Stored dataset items

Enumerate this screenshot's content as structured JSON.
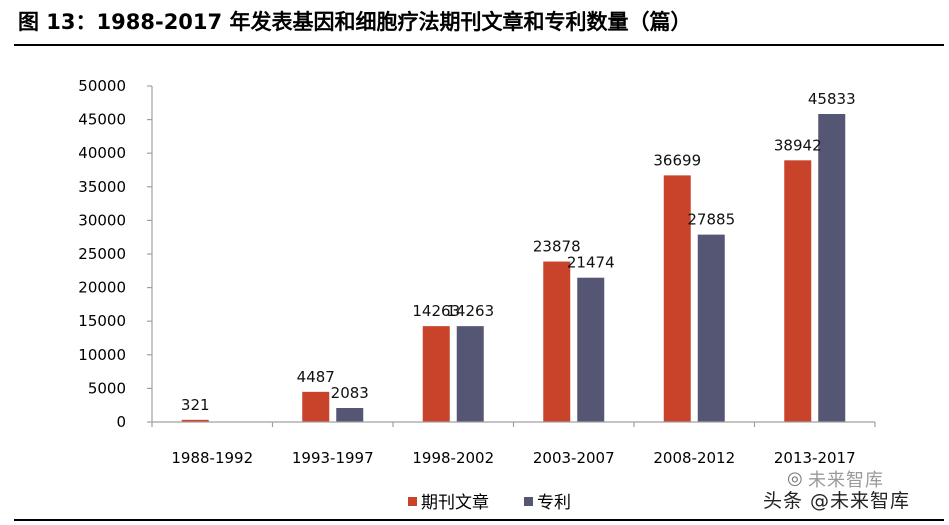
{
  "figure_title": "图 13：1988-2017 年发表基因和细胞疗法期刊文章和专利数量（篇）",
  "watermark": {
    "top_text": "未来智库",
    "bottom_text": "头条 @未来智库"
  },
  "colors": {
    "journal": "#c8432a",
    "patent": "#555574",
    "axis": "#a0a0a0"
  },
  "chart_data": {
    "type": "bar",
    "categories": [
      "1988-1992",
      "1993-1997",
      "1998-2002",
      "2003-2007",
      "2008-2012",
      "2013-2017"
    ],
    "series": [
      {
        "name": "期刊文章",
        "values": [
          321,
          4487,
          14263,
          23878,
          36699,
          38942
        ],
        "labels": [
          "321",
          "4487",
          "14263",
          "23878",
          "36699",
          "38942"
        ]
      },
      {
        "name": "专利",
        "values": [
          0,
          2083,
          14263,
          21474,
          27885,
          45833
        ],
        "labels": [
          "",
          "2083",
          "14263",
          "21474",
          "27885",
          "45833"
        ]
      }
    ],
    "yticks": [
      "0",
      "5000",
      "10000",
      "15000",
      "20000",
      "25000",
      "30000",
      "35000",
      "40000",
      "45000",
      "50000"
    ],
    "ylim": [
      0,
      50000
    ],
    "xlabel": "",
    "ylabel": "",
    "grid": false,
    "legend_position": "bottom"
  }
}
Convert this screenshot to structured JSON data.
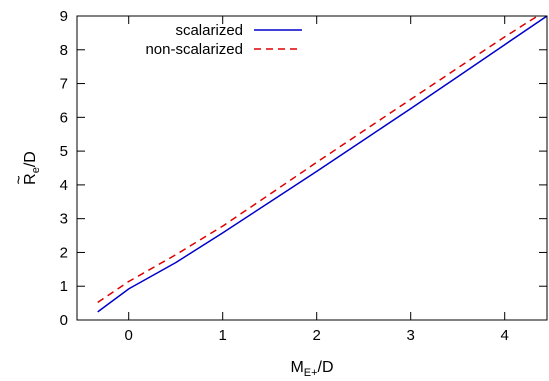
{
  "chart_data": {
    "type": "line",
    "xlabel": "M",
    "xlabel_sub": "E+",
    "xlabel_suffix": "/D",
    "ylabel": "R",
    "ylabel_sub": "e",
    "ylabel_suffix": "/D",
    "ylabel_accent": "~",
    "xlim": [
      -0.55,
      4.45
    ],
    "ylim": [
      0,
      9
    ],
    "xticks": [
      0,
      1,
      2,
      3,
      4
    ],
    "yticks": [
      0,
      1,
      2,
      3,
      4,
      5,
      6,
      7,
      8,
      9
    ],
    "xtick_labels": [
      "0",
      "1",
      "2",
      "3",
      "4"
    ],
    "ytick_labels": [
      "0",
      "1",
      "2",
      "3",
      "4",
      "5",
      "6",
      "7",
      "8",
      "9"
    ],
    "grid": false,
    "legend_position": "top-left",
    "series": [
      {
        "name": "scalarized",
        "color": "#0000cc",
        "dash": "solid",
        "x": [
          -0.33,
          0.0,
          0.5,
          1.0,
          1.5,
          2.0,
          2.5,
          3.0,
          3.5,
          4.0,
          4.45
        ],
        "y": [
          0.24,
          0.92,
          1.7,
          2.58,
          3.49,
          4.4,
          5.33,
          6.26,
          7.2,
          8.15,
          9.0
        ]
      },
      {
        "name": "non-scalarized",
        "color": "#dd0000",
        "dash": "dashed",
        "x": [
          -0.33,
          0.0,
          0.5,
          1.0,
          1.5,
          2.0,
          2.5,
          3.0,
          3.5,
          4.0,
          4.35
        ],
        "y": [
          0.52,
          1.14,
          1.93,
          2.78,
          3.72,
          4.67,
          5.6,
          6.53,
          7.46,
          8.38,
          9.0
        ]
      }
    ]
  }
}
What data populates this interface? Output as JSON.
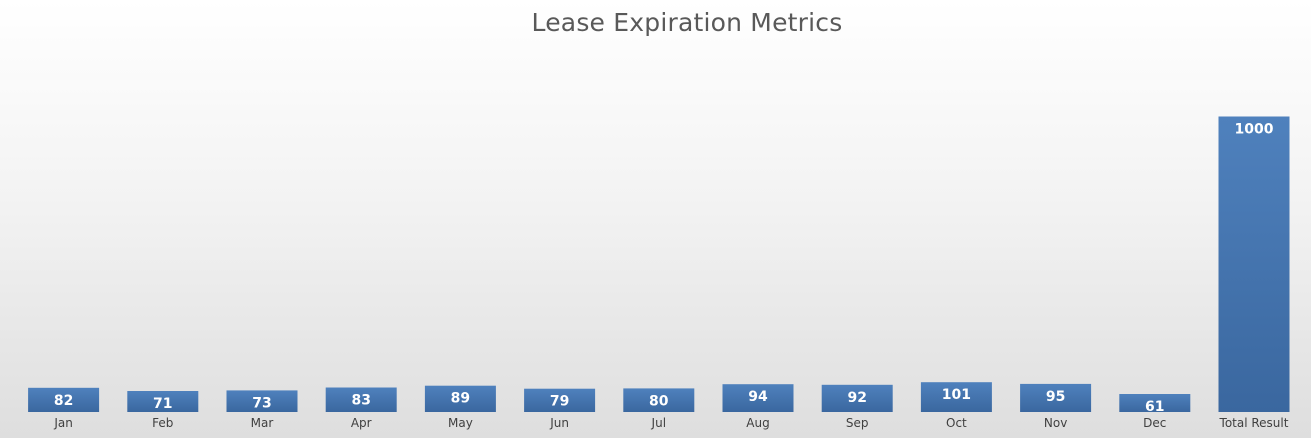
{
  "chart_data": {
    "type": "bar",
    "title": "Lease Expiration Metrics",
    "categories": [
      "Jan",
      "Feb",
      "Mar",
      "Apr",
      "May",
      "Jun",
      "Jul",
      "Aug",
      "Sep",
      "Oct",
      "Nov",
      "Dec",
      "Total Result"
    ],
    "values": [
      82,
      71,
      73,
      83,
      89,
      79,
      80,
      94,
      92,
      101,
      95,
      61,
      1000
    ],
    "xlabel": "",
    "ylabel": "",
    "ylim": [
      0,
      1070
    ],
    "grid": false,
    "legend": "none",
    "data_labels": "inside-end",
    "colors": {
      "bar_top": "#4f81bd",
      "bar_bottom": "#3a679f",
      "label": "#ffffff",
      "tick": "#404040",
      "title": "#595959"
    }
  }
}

▶ [WHAT YOU HAVE TO DO] Without the pictures, return all the records precisely as they stand.

▶ [TASK RESPONSE]
Enumerate this screenshot's content as structured JSON.
{
  "figure_title": "图 13：1988-2017 年发表基因和细胞疗法期刊文章和专利数量（篇）",
  "watermark": {
    "top_text": "未来智库",
    "bottom_text": "头条 @未来智库"
  },
  "colors": {
    "journal": "#c8432a",
    "patent": "#555574",
    "axis": "#a0a0a0"
  },
  "chart_data": {
    "type": "bar",
    "categories": [
      "1988-1992",
      "1993-1997",
      "1998-2002",
      "2003-2007",
      "2008-2012",
      "2013-2017"
    ],
    "series": [
      {
        "name": "期刊文章",
        "values": [
          321,
          4487,
          14263,
          23878,
          36699,
          38942
        ],
        "labels": [
          "321",
          "4487",
          "14263",
          "23878",
          "36699",
          "38942"
        ]
      },
      {
        "name": "专利",
        "values": [
          0,
          2083,
          14263,
          21474,
          27885,
          45833
        ],
        "labels": [
          "",
          "2083",
          "14263",
          "21474",
          "27885",
          "45833"
        ]
      }
    ],
    "yticks": [
      "0",
      "5000",
      "10000",
      "15000",
      "20000",
      "25000",
      "30000",
      "35000",
      "40000",
      "45000",
      "50000"
    ],
    "ylim": [
      0,
      50000
    ],
    "xlabel": "",
    "ylabel": "",
    "grid": false,
    "legend_position": "bottom"
  }
}
Convert this screenshot to structured JSON data.
{
  "chart_data": {
    "type": "line",
    "xlabel": "M",
    "xlabel_sub": "E+",
    "xlabel_suffix": "/D",
    "ylabel": "R",
    "ylabel_sub": "e",
    "ylabel_suffix": "/D",
    "ylabel_accent": "~",
    "xlim": [
      -0.55,
      4.45
    ],
    "ylim": [
      0,
      9
    ],
    "xticks": [
      0,
      1,
      2,
      3,
      4
    ],
    "yticks": [
      0,
      1,
      2,
      3,
      4,
      5,
      6,
      7,
      8,
      9
    ],
    "xtick_labels": [
      "0",
      "1",
      "2",
      "3",
      "4"
    ],
    "ytick_labels": [
      "0",
      "1",
      "2",
      "3",
      "4",
      "5",
      "6",
      "7",
      "8",
      "9"
    ],
    "grid": false,
    "legend_position": "top-left",
    "series": [
      {
        "name": "scalarized",
        "color": "#0000cc",
        "dash": "solid",
        "x": [
          -0.33,
          0.0,
          0.5,
          1.0,
          1.5,
          2.0,
          2.5,
          3.0,
          3.5,
          4.0,
          4.45
        ],
        "y": [
          0.24,
          0.92,
          1.7,
          2.58,
          3.49,
          4.4,
          5.33,
          6.26,
          7.2,
          8.15,
          9.0
        ]
      },
      {
        "name": "non-scalarized",
        "color": "#dd0000",
        "dash": "dashed",
        "x": [
          -0.33,
          0.0,
          0.5,
          1.0,
          1.5,
          2.0,
          2.5,
          3.0,
          3.5,
          4.0,
          4.35
        ],
        "y": [
          0.52,
          1.14,
          1.93,
          2.78,
          3.72,
          4.67,
          5.6,
          6.53,
          7.46,
          8.38,
          9.0
        ]
      }
    ]
  }
}
What data populates this interface? Output as JSON.
{
  "chart_data": {
    "type": "bar",
    "title": "Lease Expiration Metrics",
    "categories": [
      "Jan",
      "Feb",
      "Mar",
      "Apr",
      "May",
      "Jun",
      "Jul",
      "Aug",
      "Sep",
      "Oct",
      "Nov",
      "Dec",
      "Total Result"
    ],
    "values": [
      82,
      71,
      73,
      83,
      89,
      79,
      80,
      94,
      92,
      101,
      95,
      61,
      1000
    ],
    "xlabel": "",
    "ylabel": "",
    "ylim": [
      0,
      1070
    ],
    "grid": false,
    "legend": "none",
    "data_labels": "inside-end",
    "colors": {
      "bar_top": "#4f81bd",
      "bar_bottom": "#3a679f",
      "label": "#ffffff",
      "tick": "#404040",
      "title": "#595959"
    }
  }
}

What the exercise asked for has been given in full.